___ Records for this exercise ___

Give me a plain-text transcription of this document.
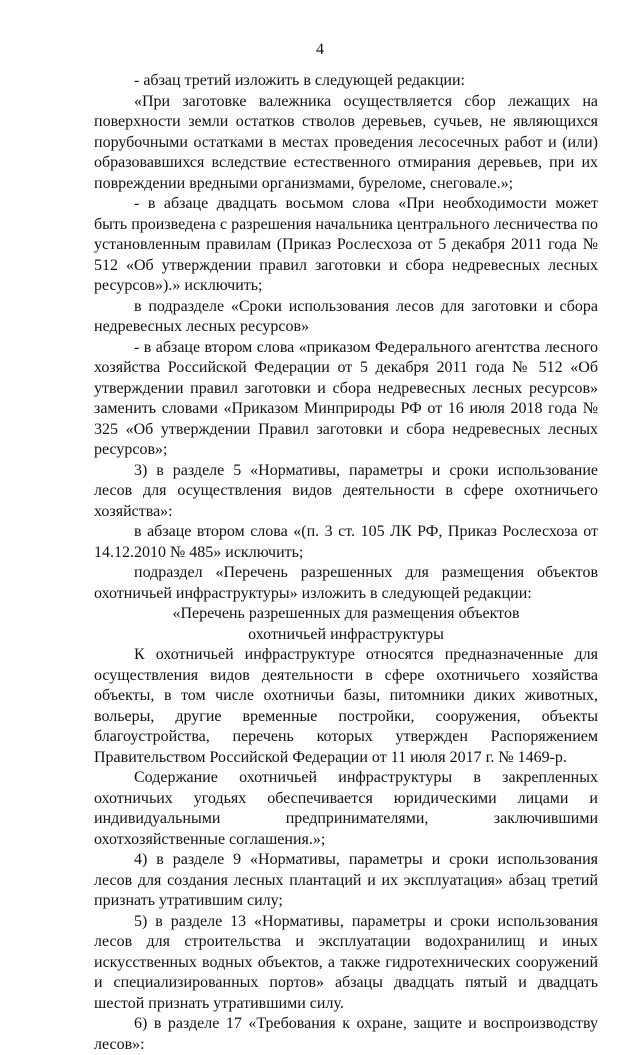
4

- абзац третий изложить в следующей редакции:

«При заготовке валежника осуществляется сбор лежащих на поверхности земли остатков стволов деревьев, сучьев, не являющихся порубочными остатками в местах проведения лесосечных работ и (или) образовавшихся вследствие естественного отмирания деревьев, при их повреждении вредными организмами, буреломе, снеговале.»;

- в абзаце двадцать восьмом слова «При необходимости может быть произведена с разрешения начальника центрального лесничества по установленным правилам (Приказ Рослесхоза от 5 декабря 2011 года № 512 «Об утверждении правил заготовки и сбора недревесных лесных ресурсов»).» исключить;

в подразделе «Сроки использования лесов для заготовки и сбора недревесных лесных ресурсов»

- в абзаце втором слова «приказом Федерального агентства лесного хозяйства Российской Федерации от 5 декабря 2011 года № 512 «Об утверждении правил заготовки и сбора недревесных лесных ресурсов» заменить словами «Приказом Минприроды РФ от 16 июля 2018 года № 325 «Об утверждении Правил заготовки и сбора недревесных лесных ресурсов»;

3) в разделе 5 «Нормативы, параметры и сроки использование лесов для осуществления видов деятельности в сфере охотничьего хозяйства»:

в абзаце втором слова «(п. 3 ст. 105 ЛК РФ, Приказ Рослесхоза от 14.12.2010 № 485» исключить;

подраздел «Перечень разрешенных для размещения объектов охотничьей инфраструктуры» изложить в следующей редакции:

«Перечень разрешенных для размещения объектов охотничьей инфраструктуры

К охотничьей инфраструктуре относятся предназначенные для осуществления видов деятельности в сфере охотничьего хозяйства объекты, в том числе охотничьи базы, питомники диких животных, вольеры, другие временные постройки, сооружения, объекты благоустройства, перечень которых утвержден Распоряжением Правительством Российской Федерации от 11 июля 2017 г. № 1469-р.

Содержание охотничьей инфраструктуры в закрепленных охотничьих угодьях обеспечивается юридическими лицами и индивидуальными предпринимателями, заключившими охотхозяйственные соглашения.»;

4) в разделе 9 «Нормативы, параметры и сроки использования лесов для создания лесных плантаций и их эксплуатация» абзац третий признать утратившим силу;

5) в разделе 13 «Нормативы, параметры и сроки использования лесов для строительства и эксплуатации водохранилищ и иных искусственных водных объектов, а также гидротехнических сооружений и специализированных портов» абзацы двадцать пятый и двадцать шестой признать утратившими силу.

6) в разделе 17 «Требования к охране, защите и воспроизводству лесов»:
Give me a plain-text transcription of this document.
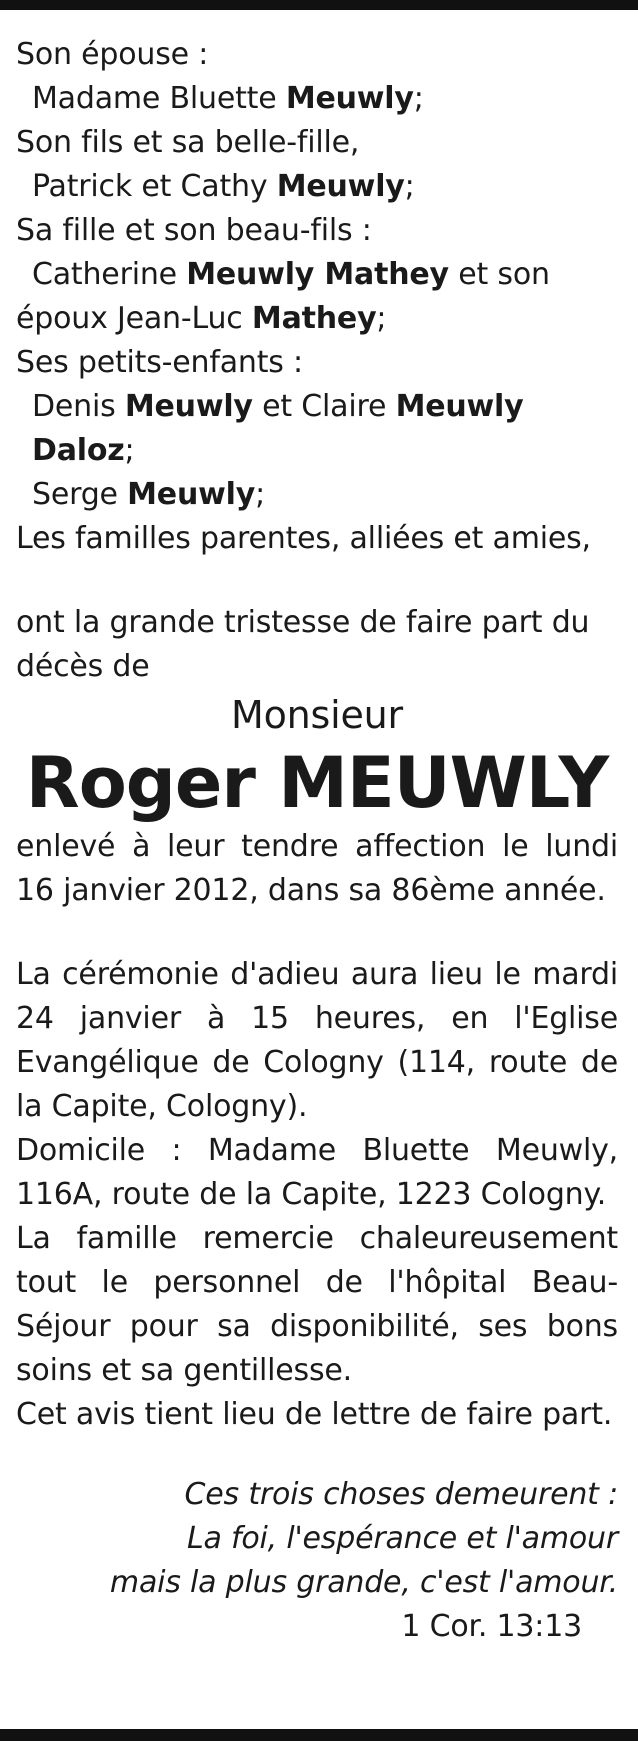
Son épouse :

Madame Bluette Meuwly;

Son fils et sa belle-fille,

Patrick et Cathy Meuwly;

Sa fille et son beau-fils :

Catherine Meuwly Mathey et son

époux Jean-Luc Mathey;

Ses petits-enfants :

Denis Meuwly et Claire Meuwly Daloz;

Serge Meuwly;

Les familles parentes, alliées et amies,

ont la grande tristesse de faire part du décès de

Monsieur

Roger MEUWLY

enlevé à leur tendre affection le lundi 16 janvier 2012, dans sa 86ème année.

La cérémonie d'adieu aura lieu le mardi 24 janvier à 15 heures, en l'Eglise Evangélique de Cologny (114, route de la Capite, Cologny).

Domicile : Madame Bluette Meuwly, 116A, route de la Capite, 1223 Cologny.

La famille remercie chaleureusement tout le personnel de l'hôpital Beau-Séjour pour sa disponibilité, ses bons soins et sa gentillesse.

Cet avis tient lieu de lettre de faire part.

Ces trois choses demeurent :

La foi, l'espérance et l'amour

mais la plus grande, c'est l'amour.

1 Cor. 13:13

___

Aim of the task.
Report every line containing the word "grande" from the listing above.

Result below.
ont la grande tristesse de faire part du décès de
mais la plus grande, c'est l'amour.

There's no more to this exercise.